##### Data rows #####
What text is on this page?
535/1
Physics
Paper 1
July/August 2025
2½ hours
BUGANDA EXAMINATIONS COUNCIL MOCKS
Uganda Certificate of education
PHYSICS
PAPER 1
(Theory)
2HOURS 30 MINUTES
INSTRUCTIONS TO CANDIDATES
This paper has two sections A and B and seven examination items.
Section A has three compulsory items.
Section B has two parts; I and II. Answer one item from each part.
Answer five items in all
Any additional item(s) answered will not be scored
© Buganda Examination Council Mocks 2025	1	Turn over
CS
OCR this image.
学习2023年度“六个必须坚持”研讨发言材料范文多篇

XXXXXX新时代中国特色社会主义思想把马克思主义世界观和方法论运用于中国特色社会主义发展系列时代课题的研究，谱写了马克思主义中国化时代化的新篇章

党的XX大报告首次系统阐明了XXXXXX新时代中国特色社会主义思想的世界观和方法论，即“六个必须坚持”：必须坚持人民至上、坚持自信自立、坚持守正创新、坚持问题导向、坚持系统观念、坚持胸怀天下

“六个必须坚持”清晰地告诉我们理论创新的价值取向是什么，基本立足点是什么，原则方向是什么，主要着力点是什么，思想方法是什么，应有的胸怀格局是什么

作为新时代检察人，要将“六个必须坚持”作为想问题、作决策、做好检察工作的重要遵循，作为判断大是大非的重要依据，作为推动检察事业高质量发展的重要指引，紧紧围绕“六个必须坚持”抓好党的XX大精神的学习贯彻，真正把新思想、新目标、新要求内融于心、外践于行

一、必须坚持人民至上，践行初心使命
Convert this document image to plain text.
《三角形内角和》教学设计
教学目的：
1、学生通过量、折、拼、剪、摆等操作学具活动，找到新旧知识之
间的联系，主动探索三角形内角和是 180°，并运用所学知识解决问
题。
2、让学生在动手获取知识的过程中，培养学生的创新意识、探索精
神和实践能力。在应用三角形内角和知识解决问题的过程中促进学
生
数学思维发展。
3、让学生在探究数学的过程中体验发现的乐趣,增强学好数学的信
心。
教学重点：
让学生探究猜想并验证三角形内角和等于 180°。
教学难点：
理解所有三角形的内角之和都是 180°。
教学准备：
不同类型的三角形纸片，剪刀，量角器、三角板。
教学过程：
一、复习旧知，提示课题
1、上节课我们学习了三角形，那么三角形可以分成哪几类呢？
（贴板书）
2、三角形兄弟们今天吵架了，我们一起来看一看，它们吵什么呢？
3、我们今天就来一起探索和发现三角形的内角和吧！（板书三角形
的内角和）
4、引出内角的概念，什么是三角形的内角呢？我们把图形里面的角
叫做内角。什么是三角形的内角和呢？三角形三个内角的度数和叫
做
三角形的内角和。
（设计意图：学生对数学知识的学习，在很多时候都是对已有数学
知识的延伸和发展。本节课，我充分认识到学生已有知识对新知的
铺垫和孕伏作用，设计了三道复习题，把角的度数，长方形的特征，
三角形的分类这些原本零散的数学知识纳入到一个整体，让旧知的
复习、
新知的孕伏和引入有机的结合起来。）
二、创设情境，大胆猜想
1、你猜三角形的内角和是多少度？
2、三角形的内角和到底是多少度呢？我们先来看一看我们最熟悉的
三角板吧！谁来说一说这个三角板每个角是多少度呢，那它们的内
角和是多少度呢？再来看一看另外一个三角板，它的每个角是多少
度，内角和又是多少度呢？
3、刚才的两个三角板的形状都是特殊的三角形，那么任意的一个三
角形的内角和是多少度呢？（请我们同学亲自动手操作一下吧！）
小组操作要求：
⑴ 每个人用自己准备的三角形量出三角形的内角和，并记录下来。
#####
### [What the task asks]
Repeat the listing exactly, from its first line to its last.

### [Final answer]
What text is on this page?
535/1
Physics
Paper 1
July/August 2025
2½ hours
BUGANDA EXAMINATIONS COUNCIL MOCKS
Uganda Certificate of education
PHYSICS
PAPER 1
(Theory)
2HOURS 30 MINUTES
INSTRUCTIONS TO CANDIDATES
This paper has two sections A and B and seven examination items.
Section A has three compulsory items.
Section B has two parts; I and II. Answer one item from each part.
Answer five items in all
Any additional item(s) answered will not be scored
© Buganda Examination Council Mocks 2025	1	Turn over
CS
OCR this image.
学习2023年度“六个必须坚持”研讨发言材料范文多篇

XXXXXX新时代中国特色社会主义思想把马克思主义世界观和方法论运用于中国特色社会主义发展系列时代课题的研究，谱写了马克思主义中国化时代化的新篇章

党的XX大报告首次系统阐明了XXXXXX新时代中国特色社会主义思想的世界观和方法论，即“六个必须坚持”：必须坚持人民至上、坚持自信自立、坚持守正创新、坚持问题导向、坚持系统观念、坚持胸怀天下

“六个必须坚持”清晰地告诉我们理论创新的价值取向是什么，基本立足点是什么，原则方向是什么，主要着力点是什么，思想方法是什么，应有的胸怀格局是什么

作为新时代检察人，要将“六个必须坚持”作为想问题、作决策、做好检察工作的重要遵循，作为判断大是大非的重要依据，作为推动检察事业高质量发展的重要指引，紧紧围绕“六个必须坚持”抓好党的XX大精神的学习贯彻，真正把新思想、新目标、新要求内融于心、外践于行

一、必须坚持人民至上，践行初心使命
Convert this document image to plain text.
《三角形内角和》教学设计
教学目的：
1、学生通过量、折、拼、剪、摆等操作学具活动，找到新旧知识之
间的联系，主动探索三角形内角和是 180°，并运用所学知识解决问
题。
2、让学生在动手获取知识的过程中，培养学生的创新意识、探索精
神和实践能力。在应用三角形内角和知识解决问题的过程中促进学
生
数学思维发展。
3、让学生在探究数学的过程中体验发现的乐趣,增强学好数学的信
心。
教学重点：
让学生探究猜想并验证三角形内角和等于 180°。
教学难点：
理解所有三角形的内角之和都是 180°。
教学准备：
不同类型的三角形纸片，剪刀，量角器、三角板。
教学过程：
一、复习旧知，提示课题
1、上节课我们学习了三角形，那么三角形可以分成哪几类呢？
（贴板书）
2、三角形兄弟们今天吵架了，我们一起来看一看，它们吵什么呢？
3、我们今天就来一起探索和发现三角形的内角和吧！（板书三角形
的内角和）
4、引出内角的概念，什么是三角形的内角呢？我们把图形里面的角
叫做内角。什么是三角形的内角和呢？三角形三个内角的度数和叫
做
三角形的内角和。
（设计意图：学生对数学知识的学习，在很多时候都是对已有数学
知识的延伸和发展。本节课，我充分认识到学生已有知识对新知的
铺垫和孕伏作用，设计了三道复习题，把角的度数，长方形的特征，
三角形的分类这些原本零散的数学知识纳入到一个整体，让旧知的
复习、
新知的孕伏和引入有机的结合起来。）
二、创设情境，大胆猜想
1、你猜三角形的内角和是多少度？
2、三角形的内角和到底是多少度呢？我们先来看一看我们最熟悉的
三角板吧！谁来说一说这个三角板每个角是多少度呢，那它们的内
角和是多少度呢？再来看一看另外一个三角板，它的每个角是多少
度，内角和又是多少度呢？
3、刚才的两个三角板的形状都是特殊的三角形，那么任意的一个三
角形的内角和是多少度呢？（请我们同学亲自动手操作一下吧！）
小组操作要求：
⑴ 每个人用自己准备的三角形量出三角形的内角和，并记录下来。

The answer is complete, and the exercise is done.